[Short exercise]
Repeat every line of the listing below exactly, minus the pictures.

Stored records

+++++

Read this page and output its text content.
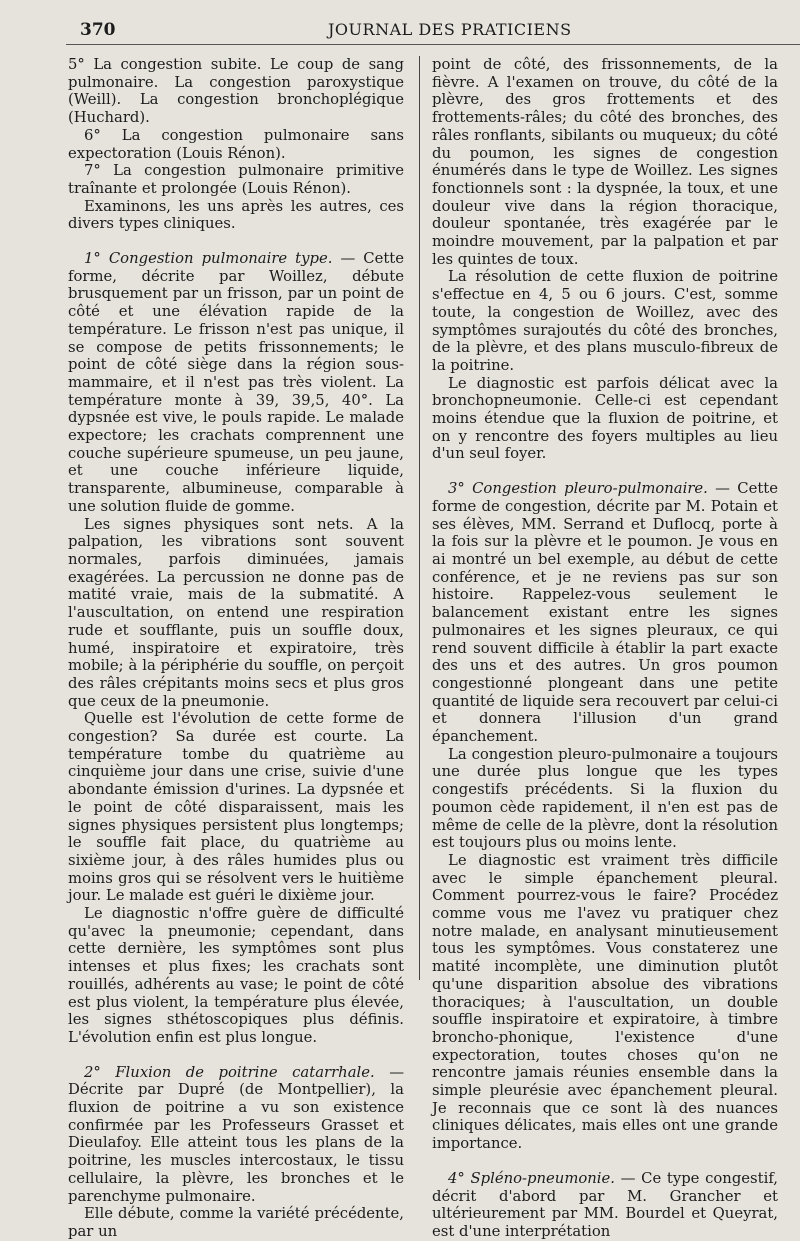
370	JOURNAL DES PRATICIENS

5° La congestion subite. Le coup de sang pulmonaire. La congestion paroxystique (Weill). La congestion bronchoplégique (Huchard).

6° La congestion pulmonaire sans expectoration (Louis Rénon).

7° La congestion pulmonaire primitive traînante et prolongée (Louis Rénon).

Examinons, les uns après les autres, ces divers types cliniques.

1° Congestion pulmonaire type. — Cette forme, décrite par Woillez, débute brusquement par un frisson, par un point de côté et une élévation rapide de la température. Le frisson n'est pas unique, il se compose de petits frissonnements; le point de côté siège dans la région sous-mammaire, et il n'est pas très violent. La température monte à 39, 39,5, 40°. La dypsnée est vive, le pouls rapide. Le malade expectore; les crachats comprennent une couche supérieure spumeuse, un peu jaune, et une couche inférieure liquide, transparente, albumineuse, comparable à une solution fluide de gomme.

Les signes physiques sont nets. A la palpation, les vibrations sont souvent normales, parfois diminuées, jamais exagérées. La percussion ne donne pas de matité vraie, mais de la submatité. A l'auscultation, on entend une respiration rude et soufflante, puis un souffle doux, humé, inspiratoire et expiratoire, très mobile; à la périphérie du souffle, on perçoit des râles crépitants moins secs et plus gros que ceux de la pneumonie.

Quelle est l'évolution de cette forme de congestion? Sa durée est courte. La température tombe du quatrième au cinquième jour dans une crise, suivie d'une abondante émission d'urines. La dypsnée et le point de côté disparaissent, mais les signes physiques persistent plus longtemps; le souffle fait place, du quatrième au sixième jour, à des râles humides plus ou moins gros qui se résolvent vers le huitième jour. Le malade est guéri le dixième jour.

Le diagnostic n'offre guère de difficulté qu'avec la pneumonie; cependant, dans cette dernière, les symptômes sont plus intenses et plus fixes; les crachats sont rouillés, adhérents au vase; le point de côté est plus violent, la température plus élevée, les signes sthétoscopiques plus définis. L'évolution enfin est plus longue.

2° Fluxion de poitrine catarrhale. — Décrite par Dupré (de Montpellier), la fluxion de poitrine a vu son existence confirmée par les Professeurs Grasset et Dieulafoy. Elle atteint tous les plans de la poitrine, les muscles intercostaux, le tissu cellulaire, la plèvre, les bronches et le parenchyme pulmonaire.

Elle débute, comme la variété précédente, par un

point de côté, des frissonnements, de la fièvre. A l'examen on trouve, du côté de la plèvre, des gros frottements et des frottements-râles; du côté des bronches, des râles ronflants, sibilants ou muqueux; du côté du poumon, les signes de congestion énumérés dans le type de Woillez. Les signes fonctionnels sont : la dyspnée, la toux, et une douleur vive dans la région thoracique, douleur spontanée, très exagérée par le moindre mouvement, par la palpation et par les quintes de toux.

La résolution de cette fluxion de poitrine s'effectue en 4, 5 ou 6 jours. C'est, somme toute, la congestion de Woillez, avec des symptômes surajoutés du côté des bronches, de la plèvre, et des plans musculo-fibreux de la poitrine.

Le diagnostic est parfois délicat avec la bronchopneumonie. Celle-ci est cependant moins étendue que la fluxion de poitrine, et on y rencontre des foyers multiples au lieu d'un seul foyer.

3° Congestion pleuro-pulmonaire. — Cette forme de congestion, décrite par M. Potain et ses élèves, MM. Serrand et Duflocq, porte à la fois sur la plèvre et le poumon. Je vous en ai montré un bel exemple, au début de cette conférence, et je ne reviens pas sur son histoire. Rappelez-vous seulement le balancement existant entre les signes pulmonaires et les signes pleuraux, ce qui rend souvent difficile à établir la part exacte des uns et des autres. Un gros poumon congestionné plongeant dans une petite quantité de liquide sera recouvert par celui-ci et donnera l'illusion d'un grand épanchement.

La congestion pleuro-pulmonaire a toujours une durée plus longue que les types congestifs précédents. Si la fluxion du poumon cède rapidement, il n'en est pas de même de celle de la plèvre, dont la résolution est toujours plus ou moins lente.

Le diagnostic est vraiment très difficile avec le simple épanchement pleural. Comment pourrez-vous le faire? Procédez comme vous me l'avez vu pratiquer chez notre malade, en analysant minutieusement tous les symptômes. Vous constaterez une matité incomplète, une diminution plutôt qu'une disparition absolue des vibrations thoraciques; à l'auscultation, un double souffle inspiratoire et expiratoire, à timbre broncho-phonique, l'existence d'une expectoration, toutes choses qu'on ne rencontre jamais réunies ensemble dans la simple pleurésie avec épanchement pleural. Je reconnais que ce sont là des nuances cliniques délicates, mais elles ont une grande importance.

4° Spléno-pneumonie. — Ce type congestif, décrit d'abord par M. Grancher et ultérieurement par MM. Bourdel et Queyrat, est d'une interprétation
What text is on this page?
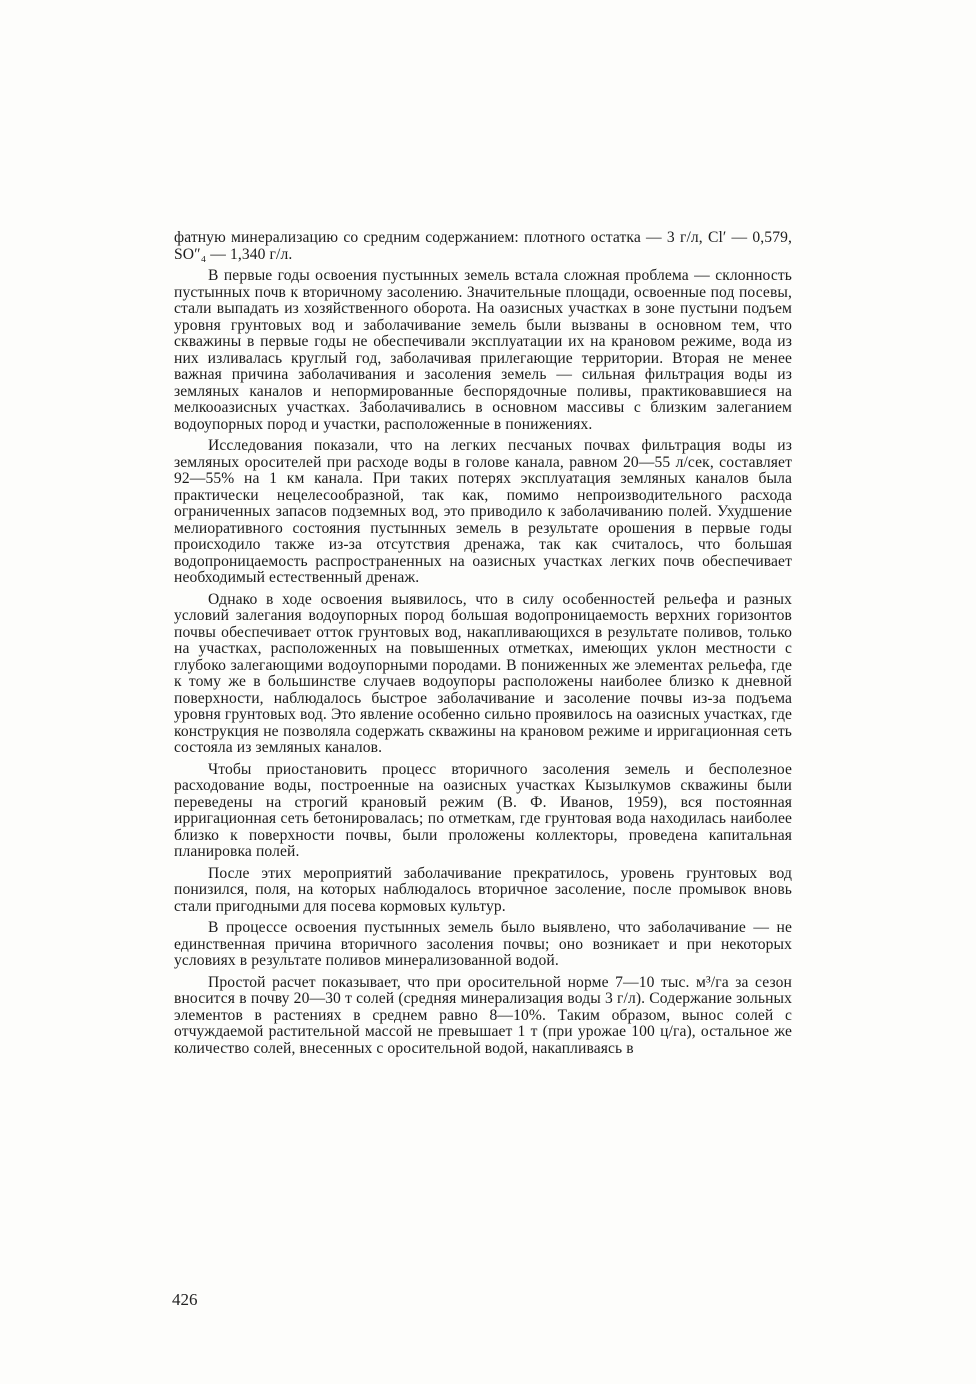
фатную минерализацию со средним содержанием: плотного остатка — 3 г/л, Cl′ — 0,579, SO″₄ — 1,340 г/л.

В первые годы освоения пустынных земель встала сложная проблема — склонность пустынных почв к вторичному засолению. Значительные площади, освоенные под посевы, стали выпадать из хозяйственного оборота. На оазисных участках в зоне пустыни подъем уровня грунтовых вод и заболачивание земель были вызваны в основном тем, что скважины в первые годы не обеспечивали эксплуатации их на крановом режиме, вода из них изливалась круглый год, заболачивая прилегающие территории. Вторая не менее важная причина заболачивания и засоления земель — сильная фильтрация воды из земляных каналов и непормированные беспорядочные поливы, практиковавшиеся на мелкооазисных участках. Заболачивались в основном массивы с близким залеганием водоупорных пород и участки, расположенные в понижениях.

Исследования показали, что на легких песчаных почвах фильтрация воды из земляных оросителей при расходе воды в голове канала, равном 20—55 л/сек, составляет 92—55% на 1 км канала. При таких потерях эксплуатация земляных каналов была практически нецелесообразной, так как, помимо непроизводительного расхода ограниченных запасов подземных вод, это приводило к заболачиванию полей. Ухудшение мелиоративного состояния пустынных земель в результате орошения в первые годы происходило также из-за отсутствия дренажа, так как считалось, что большая водопроницаемость распространенных на оазисных участках легких почв обеспечивает необходимый естественный дренаж.

Однако в ходе освоения выявилось, что в силу особенностей рельефа и разных условий залегания водоупорных пород большая водопроницаемость верхних горизонтов почвы обеспечивает отток грунтовых вод, накапливающихся в результате поливов, только на участках, расположенных на повышенных отметках, имеющих уклон местности с глубоко залегающими водоупорными породами. В пониженных же элементах рельефа, где к тому же в большинстве случаев водоупоры расположены наиболее близко к дневной поверхности, наблюдалось быстрое заболачивание и засоление почвы из-за подъема уровня грунтовых вод. Это явление особенно сильно проявилось на оазисных участках, где конструкция не позволяла содержать скважины на крановом режиме и ирригационная сеть состояла из земляных каналов.

Чтобы приостановить процесс вторичного засоления земель и бесполезное расходование воды, построенные на оазисных участках Кызылкумов скважины были переведены на строгий крановый режим (В. Ф. Иванов, 1959), вся постоянная ирригационная сеть бетонировалась; по отметкам, где грунтовая вода находилась наиболее близко к поверхности почвы, были проложены коллекторы, проведена капитальная планировка полей.

После этих мероприятий заболачивание прекратилось, уровень грунтовых вод понизился, поля, на которых наблюдалось вторичное засоление, после промывок вновь стали пригодными для посева кормовых культур.

В процессе освоения пустынных земель было выявлено, что заболачивание — не единственная причина вторичного засоления почвы; оно возникает и при некоторых условиях в результате поливов минерализованной водой.

Простой расчет показывает, что при оросительной норме 7—10 тыс. м³/га за сезон вносится в почву 20—30 т солей (средняя минерализация воды 3 г/л). Содержание зольных элементов в растениях в среднем равно 8—10%. Таким образом, вынос солей с отчуждаемой растительной массой не превышает 1 т (при урожае 100 ц/га), остальное же количество солей, внесенных с оросительной водой, накапливаясь в

426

+++++

[Correct result]
Read this page and output its text content.
370	JOURNAL DES PRATICIENS

5° La congestion subite. Le coup de sang pulmonaire. La congestion paroxystique (Weill). La congestion bronchoplégique (Huchard).

6° La congestion pulmonaire sans expectoration (Louis Rénon).

7° La congestion pulmonaire primitive traînante et prolongée (Louis Rénon).

Examinons, les uns après les autres, ces divers types cliniques.

1° Congestion pulmonaire type. — Cette forme, décrite par Woillez, débute brusquement par un frisson, par un point de côté et une élévation rapide de la température. Le frisson n'est pas unique, il se compose de petits frissonnements; le point de côté siège dans la région sous-mammaire, et il n'est pas très violent. La température monte à 39, 39,5, 40°. La dypsnée est vive, le pouls rapide. Le malade expectore; les crachats comprennent une couche supérieure spumeuse, un peu jaune, et une couche inférieure liquide, transparente, albumineuse, comparable à une solution fluide de gomme.

Les signes physiques sont nets. A la palpation, les vibrations sont souvent normales, parfois diminuées, jamais exagérées. La percussion ne donne pas de matité vraie, mais de la submatité. A l'auscultation, on entend une respiration rude et soufflante, puis un souffle doux, humé, inspiratoire et expiratoire, très mobile; à la périphérie du souffle, on perçoit des râles crépitants moins secs et plus gros que ceux de la pneumonie.

Quelle est l'évolution de cette forme de congestion? Sa durée est courte. La température tombe du quatrième au cinquième jour dans une crise, suivie d'une abondante émission d'urines. La dypsnée et le point de côté disparaissent, mais les signes physiques persistent plus longtemps; le souffle fait place, du quatrième au sixième jour, à des râles humides plus ou moins gros qui se résolvent vers le huitième jour. Le malade est guéri le dixième jour.

Le diagnostic n'offre guère de difficulté qu'avec la pneumonie; cependant, dans cette dernière, les symptômes sont plus intenses et plus fixes; les crachats sont rouillés, adhérents au vase; le point de côté est plus violent, la température plus élevée, les signes sthétoscopiques plus définis. L'évolution enfin est plus longue.

2° Fluxion de poitrine catarrhale. — Décrite par Dupré (de Montpellier), la fluxion de poitrine a vu son existence confirmée par les Professeurs Grasset et Dieulafoy. Elle atteint tous les plans de la poitrine, les muscles intercostaux, le tissu cellulaire, la plèvre, les bronches et le parenchyme pulmonaire.

Elle débute, comme la variété précédente, par un

point de côté, des frissonnements, de la fièvre. A l'examen on trouve, du côté de la plèvre, des gros frottements et des frottements-râles; du côté des bronches, des râles ronflants, sibilants ou muqueux; du côté du poumon, les signes de congestion énumérés dans le type de Woillez. Les signes fonctionnels sont : la dyspnée, la toux, et une douleur vive dans la région thoracique, douleur spontanée, très exagérée par le moindre mouvement, par la palpation et par les quintes de toux.

La résolution de cette fluxion de poitrine s'effectue en 4, 5 ou 6 jours. C'est, somme toute, la congestion de Woillez, avec des symptômes surajoutés du côté des bronches, de la plèvre, et des plans musculo-fibreux de la poitrine.

Le diagnostic est parfois délicat avec la bronchopneumonie. Celle-ci est cependant moins étendue que la fluxion de poitrine, et on y rencontre des foyers multiples au lieu d'un seul foyer.

3° Congestion pleuro-pulmonaire. — Cette forme de congestion, décrite par M. Potain et ses élèves, MM. Serrand et Duflocq, porte à la fois sur la plèvre et le poumon. Je vous en ai montré un bel exemple, au début de cette conférence, et je ne reviens pas sur son histoire. Rappelez-vous seulement le balancement existant entre les signes pulmonaires et les signes pleuraux, ce qui rend souvent difficile à établir la part exacte des uns et des autres. Un gros poumon congestionné plongeant dans une petite quantité de liquide sera recouvert par celui-ci et donnera l'illusion d'un grand épanchement.

La congestion pleuro-pulmonaire a toujours une durée plus longue que les types congestifs précédents. Si la fluxion du poumon cède rapidement, il n'en est pas de même de celle de la plèvre, dont la résolution est toujours plus ou moins lente.

Le diagnostic est vraiment très difficile avec le simple épanchement pleural. Comment pourrez-vous le faire? Procédez comme vous me l'avez vu pratiquer chez notre malade, en analysant minutieusement tous les symptômes. Vous constaterez une matité incomplète, une diminution plutôt qu'une disparition absolue des vibrations thoraciques; à l'auscultation, un double souffle inspiratoire et expiratoire, à timbre broncho-phonique, l'existence d'une expectoration, toutes choses qu'on ne rencontre jamais réunies ensemble dans la simple pleurésie avec épanchement pleural. Je reconnais que ce sont là des nuances cliniques délicates, mais elles ont une grande importance.

4° Spléno-pneumonie. — Ce type congestif, décrit d'abord par M. Grancher et ultérieurement par MM. Bourdel et Queyrat, est d'une interprétation
What text is on this page?
фатную минерализацию со средним содержанием: плотного остатка — 3 г/л, Cl′ — 0,579, SO″₄ — 1,340 г/л.

В первые годы освоения пустынных земель встала сложная проблема — склонность пустынных почв к вторичному засолению. Значительные площади, освоенные под посевы, стали выпадать из хозяйственного оборота. На оазисных участках в зоне пустыни подъем уровня грунтовых вод и заболачивание земель были вызваны в основном тем, что скважины в первые годы не обеспечивали эксплуатации их на крановом режиме, вода из них изливалась круглый год, заболачивая прилегающие территории. Вторая не менее важная причина заболачивания и засоления земель — сильная фильтрация воды из земляных каналов и непормированные беспорядочные поливы, практиковавшиеся на мелкооазисных участках. Заболачивались в основном массивы с близким залеганием водоупорных пород и участки, расположенные в понижениях.

Исследования показали, что на легких песчаных почвах фильтрация воды из земляных оросителей при расходе воды в голове канала, равном 20—55 л/сек, составляет 92—55% на 1 км канала. При таких потерях эксплуатация земляных каналов была практически нецелесообразной, так как, помимо непроизводительного расхода ограниченных запасов подземных вод, это приводило к заболачиванию полей. Ухудшение мелиоративного состояния пустынных земель в результате орошения в первые годы происходило также из-за отсутствия дренажа, так как считалось, что большая водопроницаемость распространенных на оазисных участках легких почв обеспечивает необходимый естественный дренаж.

Однако в ходе освоения выявилось, что в силу особенностей рельефа и разных условий залегания водоупорных пород большая водопроницаемость верхних горизонтов почвы обеспечивает отток грунтовых вод, накапливающихся в результате поливов, только на участках, расположенных на повышенных отметках, имеющих уклон местности с глубоко залегающими водоупорными породами. В пониженных же элементах рельефа, где к тому же в большинстве случаев водоупоры расположены наиболее близко к дневной поверхности, наблюдалось быстрое заболачивание и засоление почвы из-за подъема уровня грунтовых вод. Это явление особенно сильно проявилось на оазисных участках, где конструкция не позволяла содержать скважины на крановом режиме и ирригационная сеть состояла из земляных каналов.

Чтобы приостановить процесс вторичного засоления земель и бесполезное расходование воды, построенные на оазисных участках Кызылкумов скважины были переведены на строгий крановый режим (В. Ф. Иванов, 1959), вся постоянная ирригационная сеть бетонировалась; по отметкам, где грунтовая вода находилась наиболее близко к поверхности почвы, были проложены коллекторы, проведена капитальная планировка полей.

После этих мероприятий заболачивание прекратилось, уровень грунтовых вод понизился, поля, на которых наблюдалось вторичное засоление, после промывок вновь стали пригодными для посева кормовых культур.

В процессе освоения пустынных земель было выявлено, что заболачивание — не единственная причина вторичного засоления почвы; оно возникает и при некоторых условиях в результате поливов минерализованной водой.

Простой расчет показывает, что при оросительной норме 7—10 тыс. м³/га за сезон вносится в почву 20—30 т солей (средняя минерализация воды 3 г/л). Содержание зольных элементов в растениях в среднем равно 8—10%. Таким образом, вынос солей с отчуждаемой растительной массой не превышает 1 т (при урожае 100 ц/га), остальное же количество солей, внесенных с оросительной водой, накапливаясь в

426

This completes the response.